Data excerpts:
-.-.-

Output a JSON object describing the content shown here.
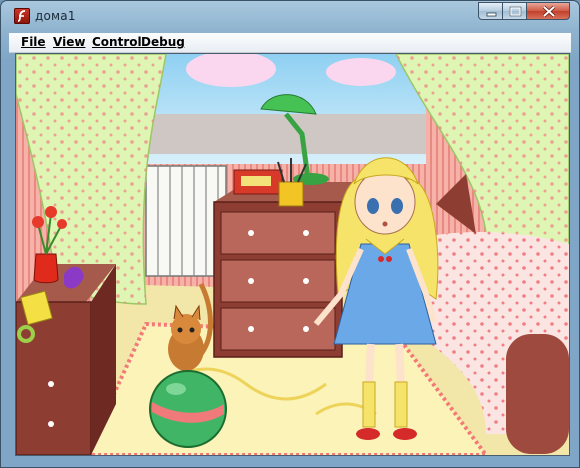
{
  "window": {
    "title": "дома1",
    "icon": "flash-player-icon"
  },
  "title_controls": {
    "minimize": "minimize-icon",
    "maximize": "maximize-icon",
    "close": "close-icon"
  },
  "menu": {
    "items": [
      {
        "label": "File"
      },
      {
        "label": "View"
      },
      {
        "label": "Control"
      },
      {
        "label": "Debug"
      }
    ]
  },
  "scene": {
    "description_free": true,
    "colors": {
      "wall": "#f3a8a0",
      "curtain": "#dff5b4",
      "dresser": "#8e3d32",
      "rug": "#fbf3b8",
      "dress": "#6aa8e8",
      "hair": "#f6e36a",
      "ball_green": "#3fb565",
      "ball_stripe": "#f07a7a"
    }
  }
}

-.-.-

Work to be completed: Go through the listing above and quote it exactly, apart from its images.

Solution below:
Output a JSON object describing the content shown here.
{
  "window": {
    "title": "дома1",
    "icon": "flash-player-icon"
  },
  "title_controls": {
    "minimize": "minimize-icon",
    "maximize": "maximize-icon",
    "close": "close-icon"
  },
  "menu": {
    "items": [
      {
        "label": "File"
      },
      {
        "label": "View"
      },
      {
        "label": "Control"
      },
      {
        "label": "Debug"
      }
    ]
  },
  "scene": {
    "description_free": true,
    "colors": {
      "wall": "#f3a8a0",
      "curtain": "#dff5b4",
      "dresser": "#8e3d32",
      "rug": "#fbf3b8",
      "dress": "#6aa8e8",
      "hair": "#f6e36a",
      "ball_green": "#3fb565",
      "ball_stripe": "#f07a7a"
    }
  }
}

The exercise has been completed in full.